**Task to complete:** Will you quote all of the entries, word for word?

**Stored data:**
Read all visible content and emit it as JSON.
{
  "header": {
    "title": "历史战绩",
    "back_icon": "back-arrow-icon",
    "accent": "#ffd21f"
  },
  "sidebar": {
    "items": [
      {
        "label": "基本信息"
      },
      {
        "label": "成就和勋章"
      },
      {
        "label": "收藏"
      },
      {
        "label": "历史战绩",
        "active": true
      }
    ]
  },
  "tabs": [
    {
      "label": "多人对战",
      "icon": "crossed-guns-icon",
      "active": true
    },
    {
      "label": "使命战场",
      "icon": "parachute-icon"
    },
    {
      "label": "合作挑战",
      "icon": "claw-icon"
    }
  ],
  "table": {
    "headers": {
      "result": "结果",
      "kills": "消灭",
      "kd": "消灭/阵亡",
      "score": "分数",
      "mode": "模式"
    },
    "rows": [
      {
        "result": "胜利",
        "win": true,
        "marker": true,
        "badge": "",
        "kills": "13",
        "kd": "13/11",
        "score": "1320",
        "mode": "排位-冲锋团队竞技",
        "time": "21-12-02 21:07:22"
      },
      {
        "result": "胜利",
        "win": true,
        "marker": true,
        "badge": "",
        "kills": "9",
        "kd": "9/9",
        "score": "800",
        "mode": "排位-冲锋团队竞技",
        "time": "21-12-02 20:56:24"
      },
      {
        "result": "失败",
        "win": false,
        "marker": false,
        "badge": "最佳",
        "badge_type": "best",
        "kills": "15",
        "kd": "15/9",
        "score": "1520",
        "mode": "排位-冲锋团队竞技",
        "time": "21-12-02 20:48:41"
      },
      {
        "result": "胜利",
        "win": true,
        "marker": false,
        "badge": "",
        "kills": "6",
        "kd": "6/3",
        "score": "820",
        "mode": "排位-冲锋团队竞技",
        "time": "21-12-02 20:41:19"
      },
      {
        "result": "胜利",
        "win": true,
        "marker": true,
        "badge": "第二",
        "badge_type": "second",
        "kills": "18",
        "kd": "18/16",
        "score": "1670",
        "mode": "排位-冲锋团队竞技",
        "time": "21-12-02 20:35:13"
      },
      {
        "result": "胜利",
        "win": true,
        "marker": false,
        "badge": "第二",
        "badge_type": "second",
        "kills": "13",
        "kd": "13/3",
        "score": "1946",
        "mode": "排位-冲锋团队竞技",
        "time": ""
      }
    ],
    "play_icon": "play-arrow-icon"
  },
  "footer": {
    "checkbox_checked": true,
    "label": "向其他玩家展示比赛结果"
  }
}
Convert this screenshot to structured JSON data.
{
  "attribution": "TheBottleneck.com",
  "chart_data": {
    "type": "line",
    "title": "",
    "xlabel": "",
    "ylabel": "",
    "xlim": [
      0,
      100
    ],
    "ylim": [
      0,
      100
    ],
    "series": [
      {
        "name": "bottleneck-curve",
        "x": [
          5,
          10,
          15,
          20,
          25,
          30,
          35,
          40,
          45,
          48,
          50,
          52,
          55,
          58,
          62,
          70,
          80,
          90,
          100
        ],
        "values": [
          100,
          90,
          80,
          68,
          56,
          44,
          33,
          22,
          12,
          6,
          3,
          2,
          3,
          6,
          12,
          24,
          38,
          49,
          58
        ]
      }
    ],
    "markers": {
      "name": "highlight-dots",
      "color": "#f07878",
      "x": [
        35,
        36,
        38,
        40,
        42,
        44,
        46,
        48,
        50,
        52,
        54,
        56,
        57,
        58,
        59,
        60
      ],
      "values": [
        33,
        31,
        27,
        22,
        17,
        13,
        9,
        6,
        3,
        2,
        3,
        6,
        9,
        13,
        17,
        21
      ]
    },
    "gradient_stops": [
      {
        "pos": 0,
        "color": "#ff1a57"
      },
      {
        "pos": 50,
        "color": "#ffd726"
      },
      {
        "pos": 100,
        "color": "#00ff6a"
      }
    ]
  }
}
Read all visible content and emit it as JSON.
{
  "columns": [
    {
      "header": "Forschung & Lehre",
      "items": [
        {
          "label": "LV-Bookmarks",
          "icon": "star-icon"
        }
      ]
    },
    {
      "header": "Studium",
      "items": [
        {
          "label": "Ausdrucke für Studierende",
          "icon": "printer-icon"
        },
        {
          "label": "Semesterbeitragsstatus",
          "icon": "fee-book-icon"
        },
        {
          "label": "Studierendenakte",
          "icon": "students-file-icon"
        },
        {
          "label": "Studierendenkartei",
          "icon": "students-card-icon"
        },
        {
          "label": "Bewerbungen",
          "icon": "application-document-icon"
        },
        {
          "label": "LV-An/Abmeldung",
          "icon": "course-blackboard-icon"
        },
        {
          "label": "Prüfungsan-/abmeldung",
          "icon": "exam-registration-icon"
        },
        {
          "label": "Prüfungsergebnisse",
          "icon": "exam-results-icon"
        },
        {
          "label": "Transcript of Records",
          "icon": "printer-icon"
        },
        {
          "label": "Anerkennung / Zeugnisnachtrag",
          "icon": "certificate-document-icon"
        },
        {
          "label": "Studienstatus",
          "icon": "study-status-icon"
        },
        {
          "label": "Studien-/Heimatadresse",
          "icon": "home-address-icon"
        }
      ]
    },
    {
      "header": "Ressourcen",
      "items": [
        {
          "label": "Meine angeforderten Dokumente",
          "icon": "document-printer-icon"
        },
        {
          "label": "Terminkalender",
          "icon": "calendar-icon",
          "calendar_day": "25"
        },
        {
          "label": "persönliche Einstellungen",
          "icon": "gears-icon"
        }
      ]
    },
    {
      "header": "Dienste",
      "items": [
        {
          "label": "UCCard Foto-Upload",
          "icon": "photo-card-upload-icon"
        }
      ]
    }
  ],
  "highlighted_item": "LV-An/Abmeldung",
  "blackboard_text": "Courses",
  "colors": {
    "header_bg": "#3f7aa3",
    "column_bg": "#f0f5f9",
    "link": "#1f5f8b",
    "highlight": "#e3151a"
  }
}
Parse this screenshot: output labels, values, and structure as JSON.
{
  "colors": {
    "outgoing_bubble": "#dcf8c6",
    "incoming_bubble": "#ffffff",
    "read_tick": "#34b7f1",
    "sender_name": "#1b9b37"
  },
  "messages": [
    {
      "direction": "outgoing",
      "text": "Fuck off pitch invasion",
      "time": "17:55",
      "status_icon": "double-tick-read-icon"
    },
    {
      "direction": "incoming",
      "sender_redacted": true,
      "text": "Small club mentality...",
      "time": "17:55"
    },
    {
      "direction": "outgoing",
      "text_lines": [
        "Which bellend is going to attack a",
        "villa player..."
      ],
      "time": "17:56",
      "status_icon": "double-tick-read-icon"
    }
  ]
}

**Expected answer:**
Read all visible content and emit it as JSON.
{
  "header": {
    "title": "历史战绩",
    "back_icon": "back-arrow-icon",
    "accent": "#ffd21f"
  },
  "sidebar": {
    "items": [
      {
        "label": "基本信息"
      },
      {
        "label": "成就和勋章"
      },
      {
        "label": "收藏"
      },
      {
        "label": "历史战绩",
        "active": true
      }
    ]
  },
  "tabs": [
    {
      "label": "多人对战",
      "icon": "crossed-guns-icon",
      "active": true
    },
    {
      "label": "使命战场",
      "icon": "parachute-icon"
    },
    {
      "label": "合作挑战",
      "icon": "claw-icon"
    }
  ],
  "table": {
    "headers": {
      "result": "结果",
      "kills": "消灭",
      "kd": "消灭/阵亡",
      "score": "分数",
      "mode": "模式"
    },
    "rows": [
      {
        "result": "胜利",
        "win": true,
        "marker": true,
        "badge": "",
        "kills": "13",
        "kd": "13/11",
        "score": "1320",
        "mode": "排位-冲锋团队竞技",
        "time": "21-12-02 21:07:22"
      },
      {
        "result": "胜利",
        "win": true,
        "marker": true,
        "badge": "",
        "kills": "9",
        "kd": "9/9",
        "score": "800",
        "mode": "排位-冲锋团队竞技",
        "time": "21-12-02 20:56:24"
      },
      {
        "result": "失败",
        "win": false,
        "marker": false,
        "badge": "最佳",
        "badge_type": "best",
        "kills": "15",
        "kd": "15/9",
        "score": "1520",
        "mode": "排位-冲锋团队竞技",
        "time": "21-12-02 20:48:41"
      },
      {
        "result": "胜利",
        "win": true,
        "marker": false,
        "badge": "",
        "kills": "6",
        "kd": "6/3",
        "score": "820",
        "mode": "排位-冲锋团队竞技",
        "time": "21-12-02 20:41:19"
      },
      {
        "result": "胜利",
        "win": true,
        "marker": true,
        "badge": "第二",
        "badge_type": "second",
        "kills": "18",
        "kd": "18/16",
        "score": "1670",
        "mode": "排位-冲锋团队竞技",
        "time": "21-12-02 20:35:13"
      },
      {
        "result": "胜利",
        "win": true,
        "marker": false,
        "badge": "第二",
        "badge_type": "second",
        "kills": "13",
        "kd": "13/3",
        "score": "1946",
        "mode": "排位-冲锋团队竞技",
        "time": ""
      }
    ],
    "play_icon": "play-arrow-icon"
  },
  "footer": {
    "checkbox_checked": true,
    "label": "向其他玩家展示比赛结果"
  }
}
Convert this screenshot to structured JSON data.
{
  "attribution": "TheBottleneck.com",
  "chart_data": {
    "type": "line",
    "title": "",
    "xlabel": "",
    "ylabel": "",
    "xlim": [
      0,
      100
    ],
    "ylim": [
      0,
      100
    ],
    "series": [
      {
        "name": "bottleneck-curve",
        "x": [
          5,
          10,
          15,
          20,
          25,
          30,
          35,
          40,
          45,
          48,
          50,
          52,
          55,
          58,
          62,
          70,
          80,
          90,
          100
        ],
        "values": [
          100,
          90,
          80,
          68,
          56,
          44,
          33,
          22,
          12,
          6,
          3,
          2,
          3,
          6,
          12,
          24,
          38,
          49,
          58
        ]
      }
    ],
    "markers": {
      "name": "highlight-dots",
      "color": "#f07878",
      "x": [
        35,
        36,
        38,
        40,
        42,
        44,
        46,
        48,
        50,
        52,
        54,
        56,
        57,
        58,
        59,
        60
      ],
      "values": [
        33,
        31,
        27,
        22,
        17,
        13,
        9,
        6,
        3,
        2,
        3,
        6,
        9,
        13,
        17,
        21
      ]
    },
    "gradient_stops": [
      {
        "pos": 0,
        "color": "#ff1a57"
      },
      {
        "pos": 50,
        "color": "#ffd726"
      },
      {
        "pos": 100,
        "color": "#00ff6a"
      }
    ]
  }
}
Read all visible content and emit it as JSON.
{
  "columns": [
    {
      "header": "Forschung & Lehre",
      "items": [
        {
          "label": "LV-Bookmarks",
          "icon": "star-icon"
        }
      ]
    },
    {
      "header": "Studium",
      "items": [
        {
          "label": "Ausdrucke für Studierende",
          "icon": "printer-icon"
        },
        {
          "label": "Semesterbeitragsstatus",
          "icon": "fee-book-icon"
        },
        {
          "label": "Studierendenakte",
          "icon": "students-file-icon"
        },
        {
          "label": "Studierendenkartei",
          "icon": "students-card-icon"
        },
        {
          "label": "Bewerbungen",
          "icon": "application-document-icon"
        },
        {
          "label": "LV-An/Abmeldung",
          "icon": "course-blackboard-icon"
        },
        {
          "label": "Prüfungsan-/abmeldung",
          "icon": "exam-registration-icon"
        },
        {
          "label": "Prüfungsergebnisse",
          "icon": "exam-results-icon"
        },
        {
          "label": "Transcript of Records",
          "icon": "printer-icon"
        },
        {
          "label": "Anerkennung / Zeugnisnachtrag",
          "icon": "certificate-document-icon"
        },
        {
          "label": "Studienstatus",
          "icon": "study-status-icon"
        },
        {
          "label": "Studien-/Heimatadresse",
          "icon": "home-address-icon"
        }
      ]
    },
    {
      "header": "Ressourcen",
      "items": [
        {
          "label": "Meine angeforderten Dokumente",
          "icon": "document-printer-icon"
        },
        {
          "label": "Terminkalender",
          "icon": "calendar-icon",
          "calendar_day": "25"
        },
        {
          "label": "persönliche Einstellungen",
          "icon": "gears-icon"
        }
      ]
    },
    {
      "header": "Dienste",
      "items": [
        {
          "label": "UCCard Foto-Upload",
          "icon": "photo-card-upload-icon"
        }
      ]
    }
  ],
  "highlighted_item": "LV-An/Abmeldung",
  "blackboard_text": "Courses",
  "colors": {
    "header_bg": "#3f7aa3",
    "column_bg": "#f0f5f9",
    "link": "#1f5f8b",
    "highlight": "#e3151a"
  }
}
Parse this screenshot: output labels, values, and structure as JSON.
{
  "colors": {
    "outgoing_bubble": "#dcf8c6",
    "incoming_bubble": "#ffffff",
    "read_tick": "#34b7f1",
    "sender_name": "#1b9b37"
  },
  "messages": [
    {
      "direction": "outgoing",
      "text": "Fuck off pitch invasion",
      "time": "17:55",
      "status_icon": "double-tick-read-icon"
    },
    {
      "direction": "incoming",
      "sender_redacted": true,
      "text": "Small club mentality...",
      "time": "17:55"
    },
    {
      "direction": "outgoing",
      "text_lines": [
        "Which bellend is going to attack a",
        "villa player..."
      ],
      "time": "17:56",
      "status_icon": "double-tick-read-icon"
    }
  ]
}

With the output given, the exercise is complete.